* BEGIN Entries *

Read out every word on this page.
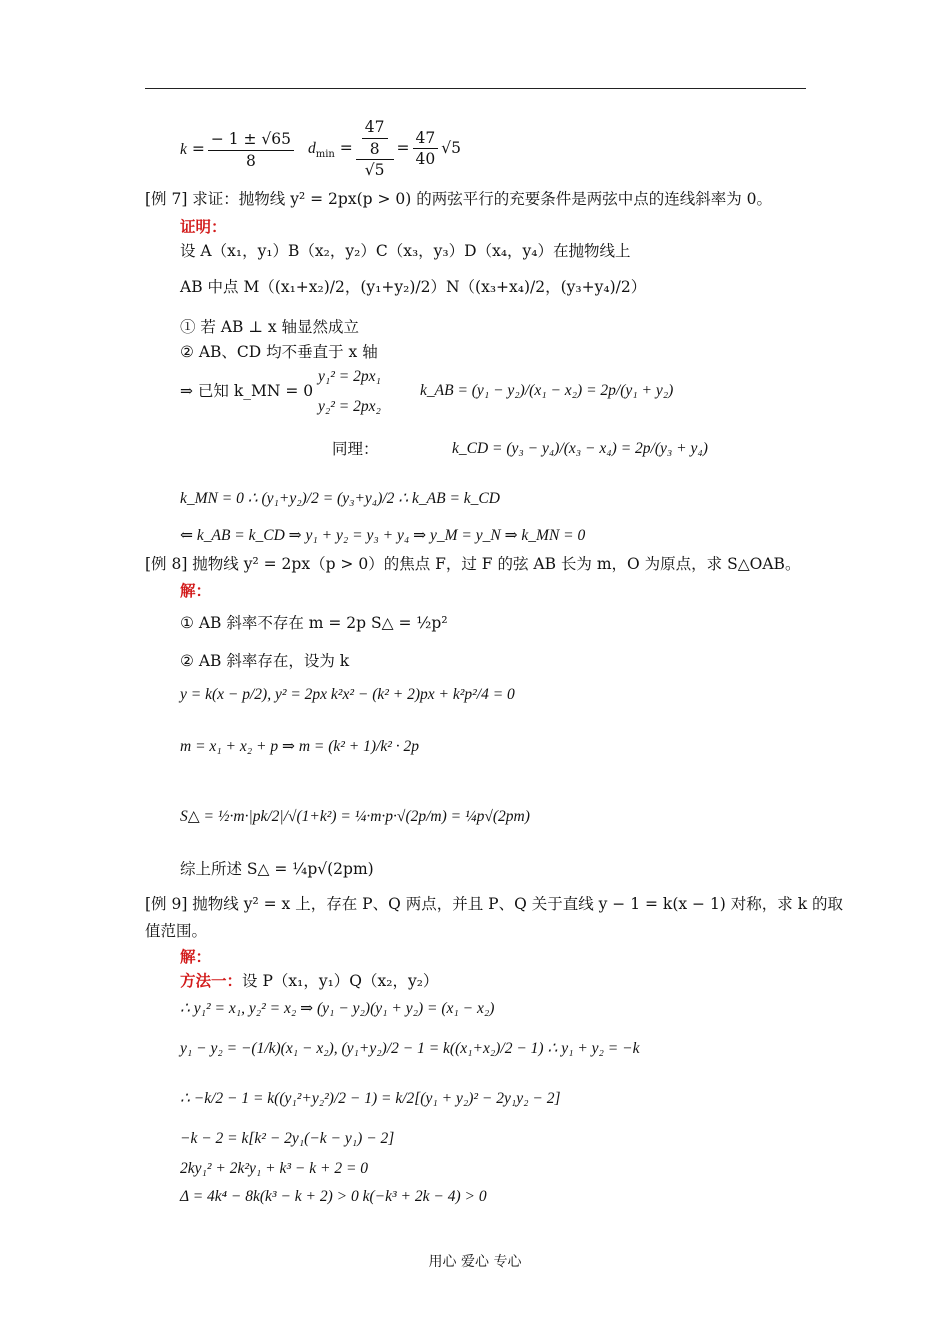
$k = \frac{- 1 \pm √65}{8} d_{min} = \frac{\frac{47}{8}}{√5} = \frac{47}{40} √5$
[例 7] 求证：抛物线 y² = 2px(p > 0) 的两弦平行的充要条件是两弦中点的连线斜率为 0。
证明：
设 A（x₁，y₁）B（x₂，y₂）C（x₃，y₃）D（x₄，y₄）在抛物线上
AB 中点 M（(x₁+x₂)/2，(y₁+y₂)/2）N（(x₃+x₄)/2，(y₃+y₄)/2）
① 若 AB ⊥ x 轴显然成立
② AB、CD 均不垂直于 x 轴
⇒ 已知 k_MN = 0
y₁² = 2px₁
y₂² = 2px₂
k_AB = (y₁ − y₂)/(x₁ − x₂) = 2p/(y₁ + y₂)
同理：	k_CD = (y₃ − y₄)/(x₃ − x₄) = 2p/(y₃ + y₄)
k_MN = 0 ∴ (y₁+y₂)/2 = (y₃+y₄)/2 ∴ k_AB = k_CD
⇐ k_AB = k_CD ⇒ y₁ + y₂ = y₃ + y₄ ⇒ y_M = y_N ⇒ k_MN = 0
[例 8] 抛物线 y² = 2px（p > 0）的焦点 F，过 F 的弦 AB 长为 m，O 为原点，求 S△OAB。
解：
① AB 斜率不存在 m = 2p S△ = ½p²
② AB 斜率存在，设为 k
y = k(x − p/2), y² = 2px k²x² − (k² + 2)px + k²p²/4 = 0
m = x₁ + x₂ + p ⇒ m = (k² + 1)/k² · 2p
S△ = ½·m·|pk/2|/√(1+k²) = ¼·m·p·√(2p/m) = ¼p√(2pm)
综上所述 S△ = ¼p√(2pm)
[例 9] 抛物线 y² = x 上，存在 P、Q 两点，并且 P、Q 关于直线 y − 1 = k(x − 1) 对称，求 k 的取
值范围。
解：
方法一：设 P（x₁，y₁）Q（x₂，y₂）
∴ y₁² = x₁, y₂² = x₂ ⇒ (y₁ − y₂)(y₁ + y₂) = (x₁ − x₂)
y₁ − y₂ = −(1/k)(x₁ − x₂), (y₁+y₂)/2 − 1 = k((x₁+x₂)/2 − 1) ∴ y₁ + y₂ = −k
∴ −k/2 − 1 = k((y₁²+y₂²)/2 − 1) = k/2[(y₁ + y₂)² − 2y₁y₂ − 2]
−k − 2 = k[k² − 2y₁(−k − y₁) − 2]
2ky₁² + 2k²y₁ + k³ − k + 2 = 0
Δ = 4k⁴ − 8k(k³ − k + 2) > 0 k(−k³ + 2k − 4) > 0
用心 爱心 专心
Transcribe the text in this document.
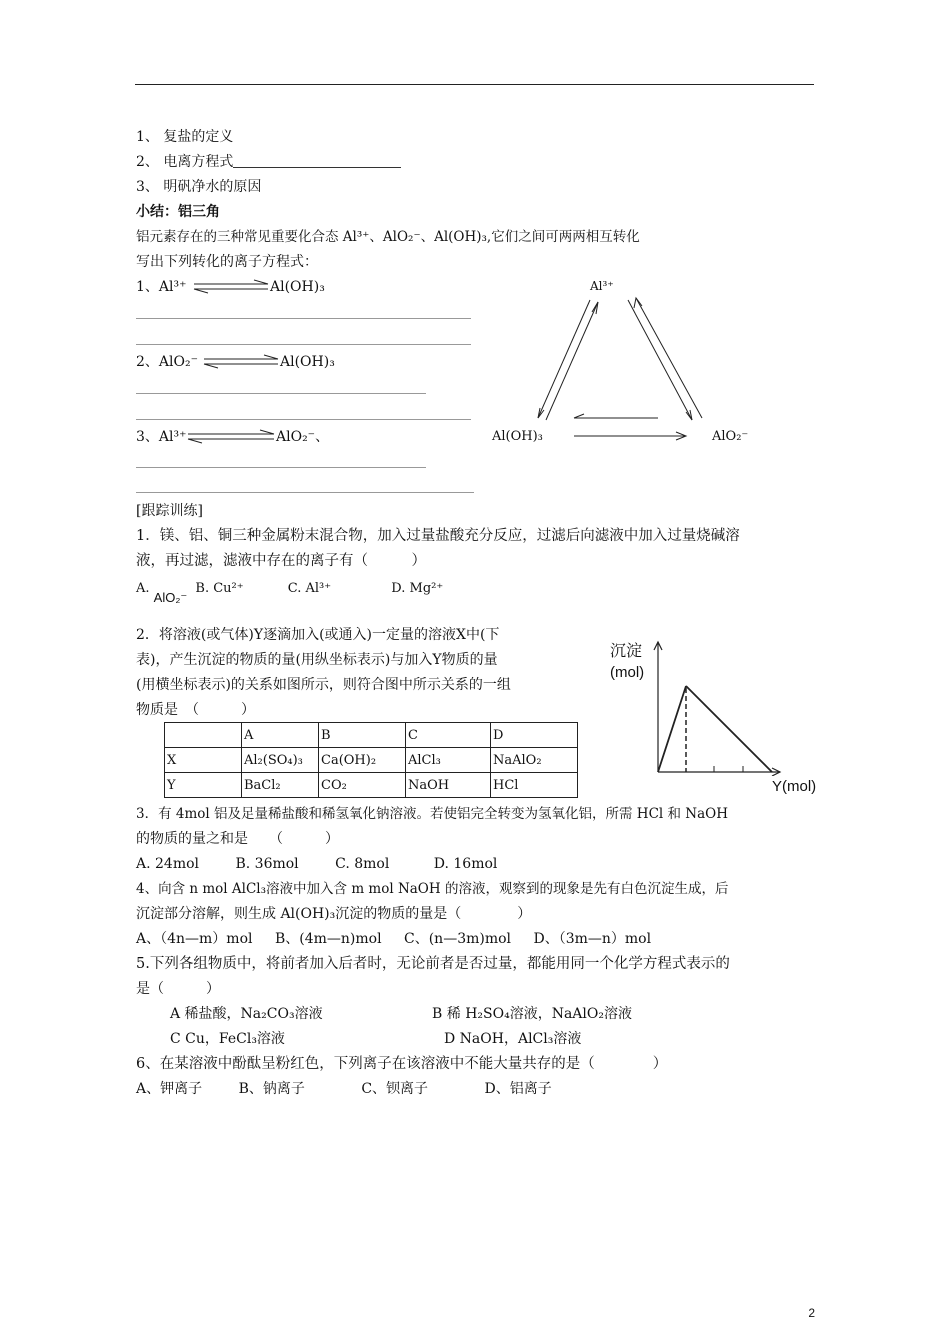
1、 复盐的定义
2、 电离方程式
3、 明矾净水的原因
小结：铝三角
铝元素存在的三种常见重要化合态 Al³⁺、AlO₂⁻、Al(OH)₃,它们之间可两两相互转化
写出下列转化的离子方程式：
1、Al³⁺	Al(OH)₃
2、AlO₂⁻	Al(OH)₃
3、Al³⁺	AlO₂⁻、
Al³⁺
Al(OH)₃	AlO₂⁻
[跟踪训练]
1．镁、铝、铜三种金属粉末混合物，加入过量盐酸充分反应，过滤后向滤液中加入过量烧碱溶
液，再过滤，滤液中存在的离子有（　　　）
A. AlO₂⁻ B. Cu²⁺	C. Al³⁺	D. Mg²⁺
2．将溶液(或气体)Y逐滴加入(或通入)一定量的溶液X中(下
表)，产生沉淀的物质的量(用纵坐标表示)与加入Y物质的量
(用横坐标表示)的关系如图所示，则符合图中所示关系的一组
物质是　（　　　）
	A	B	C	D
X	Al₂(SO₄)₃	Ca(OH)₂	AlCl₃	NaAlO₂
Y	BaCl₂	CO₂	NaOH	HCl
沉淀
(mol)
Y(mol)
3．有 4mol 铝及足量稀盐酸和稀氢氧化钠溶液。若使铝完全转变为氢氧化铝，所需 HCl 和 NaOH
的物质的量之和是　　（　　　）
A. 24mol	B. 36mol	C. 8mol	D. 16mol
4、向含 n mol AlCl₃溶液中加入含 m mol NaOH 的溶液，观察到的现象是先有白色沉淀生成，后
沉淀部分溶解，则生成 Al(OH)₃沉淀的物质的量是（　　　　）
A、（4n—m）mol B、(4m—n)mol C、(n—3m)mol D、（3m—n）mol
5.下列各组物质中，将前者加入后者时，无论前者是否过量，都能用同一个化学方程式表示的
是（　　　）
A 稀盐酸，Na₂CO₃溶液	B 稀 H₂SO₄溶液，NaAlO₂溶液
C Cu，FeCl₃溶液	D NaOH，AlCl₃溶液
6、在某溶液中酚酞呈粉红色，下列离子在该溶液中不能大量共存的是（　　　　）
A、钾离子	B、钠离子	C、钡离子	D、铝离子
2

* END Entries *

» What is expected
Transcribe the whole listing exactly. Pictures stay out of your copy.

» Solution
Read out every word on this page.
$k = \frac{- 1 \pm √65}{8} d_{min} = \frac{\frac{47}{8}}{√5} = \frac{47}{40} √5$
[例 7] 求证：抛物线 y² = 2px(p > 0) 的两弦平行的充要条件是两弦中点的连线斜率为 0。
证明：
设 A（x₁，y₁）B（x₂，y₂）C（x₃，y₃）D（x₄，y₄）在抛物线上
AB 中点 M（(x₁+x₂)/2，(y₁+y₂)/2）N（(x₃+x₄)/2，(y₃+y₄)/2）
① 若 AB ⊥ x 轴显然成立
② AB、CD 均不垂直于 x 轴
⇒ 已知 k_MN = 0
y₁² = 2px₁
y₂² = 2px₂
k_AB = (y₁ − y₂)/(x₁ − x₂) = 2p/(y₁ + y₂)
同理：	k_CD = (y₃ − y₄)/(x₃ − x₄) = 2p/(y₃ + y₄)
k_MN = 0 ∴ (y₁+y₂)/2 = (y₃+y₄)/2 ∴ k_AB = k_CD
⇐ k_AB = k_CD ⇒ y₁ + y₂ = y₃ + y₄ ⇒ y_M = y_N ⇒ k_MN = 0
[例 8] 抛物线 y² = 2px（p > 0）的焦点 F，过 F 的弦 AB 长为 m，O 为原点，求 S△OAB。
解：
① AB 斜率不存在 m = 2p S△ = ½p²
② AB 斜率存在，设为 k
y = k(x − p/2), y² = 2px k²x² − (k² + 2)px + k²p²/4 = 0
m = x₁ + x₂ + p ⇒ m = (k² + 1)/k² · 2p
S△ = ½·m·|pk/2|/√(1+k²) = ¼·m·p·√(2p/m) = ¼p√(2pm)
综上所述 S△ = ¼p√(2pm)
[例 9] 抛物线 y² = x 上，存在 P、Q 两点，并且 P、Q 关于直线 y − 1 = k(x − 1) 对称，求 k 的取
值范围。
解：
方法一：设 P（x₁，y₁）Q（x₂，y₂）
∴ y₁² = x₁, y₂² = x₂ ⇒ (y₁ − y₂)(y₁ + y₂) = (x₁ − x₂)
y₁ − y₂ = −(1/k)(x₁ − x₂), (y₁+y₂)/2 − 1 = k((x₁+x₂)/2 − 1) ∴ y₁ + y₂ = −k
∴ −k/2 − 1 = k((y₁²+y₂²)/2 − 1) = k/2[(y₁ + y₂)² − 2y₁y₂ − 2]
−k − 2 = k[k² − 2y₁(−k − y₁) − 2]
2ky₁² + 2k²y₁ + k³ − k + 2 = 0
Δ = 4k⁴ − 8k(k³ − k + 2) > 0 k(−k³ + 2k − 4) > 0
用心 爱心 专心
Transcribe the text in this document.
1、 复盐的定义
2、 电离方程式
3、 明矾净水的原因
小结：铝三角
铝元素存在的三种常见重要化合态 Al³⁺、AlO₂⁻、Al(OH)₃,它们之间可两两相互转化
写出下列转化的离子方程式：
1、Al³⁺	Al(OH)₃
2、AlO₂⁻	Al(OH)₃
3、Al³⁺	AlO₂⁻、
Al³⁺
Al(OH)₃	AlO₂⁻
[跟踪训练]
1．镁、铝、铜三种金属粉末混合物，加入过量盐酸充分反应，过滤后向滤液中加入过量烧碱溶
液，再过滤，滤液中存在的离子有（　　　）
A. AlO₂⁻ B. Cu²⁺	C. Al³⁺	D. Mg²⁺
2．将溶液(或气体)Y逐滴加入(或通入)一定量的溶液X中(下
表)，产生沉淀的物质的量(用纵坐标表示)与加入Y物质的量
(用横坐标表示)的关系如图所示，则符合图中所示关系的一组
物质是　（　　　）
	A	B	C	D
X	Al₂(SO₄)₃	Ca(OH)₂	AlCl₃	NaAlO₂
Y	BaCl₂	CO₂	NaOH	HCl
沉淀
(mol)
Y(mol)
3．有 4mol 铝及足量稀盐酸和稀氢氧化钠溶液。若使铝完全转变为氢氧化铝，所需 HCl 和 NaOH
的物质的量之和是　　（　　　）
A. 24mol	B. 36mol	C. 8mol	D. 16mol
4、向含 n mol AlCl₃溶液中加入含 m mol NaOH 的溶液，观察到的现象是先有白色沉淀生成，后
沉淀部分溶解，则生成 Al(OH)₃沉淀的物质的量是（　　　　）
A、（4n—m）mol B、(4m—n)mol C、(n—3m)mol D、（3m—n）mol
5.下列各组物质中，将前者加入后者时，无论前者是否过量，都能用同一个化学方程式表示的
是（　　　）
A 稀盐酸，Na₂CO₃溶液	B 稀 H₂SO₄溶液，NaAlO₂溶液
C Cu，FeCl₃溶液	D NaOH，AlCl₃溶液
6、在某溶液中酚酞呈粉红色，下列离子在该溶液中不能大量共存的是（　　　　）
A、钾离子	B、钠离子	C、钡离子	D、铝离子
2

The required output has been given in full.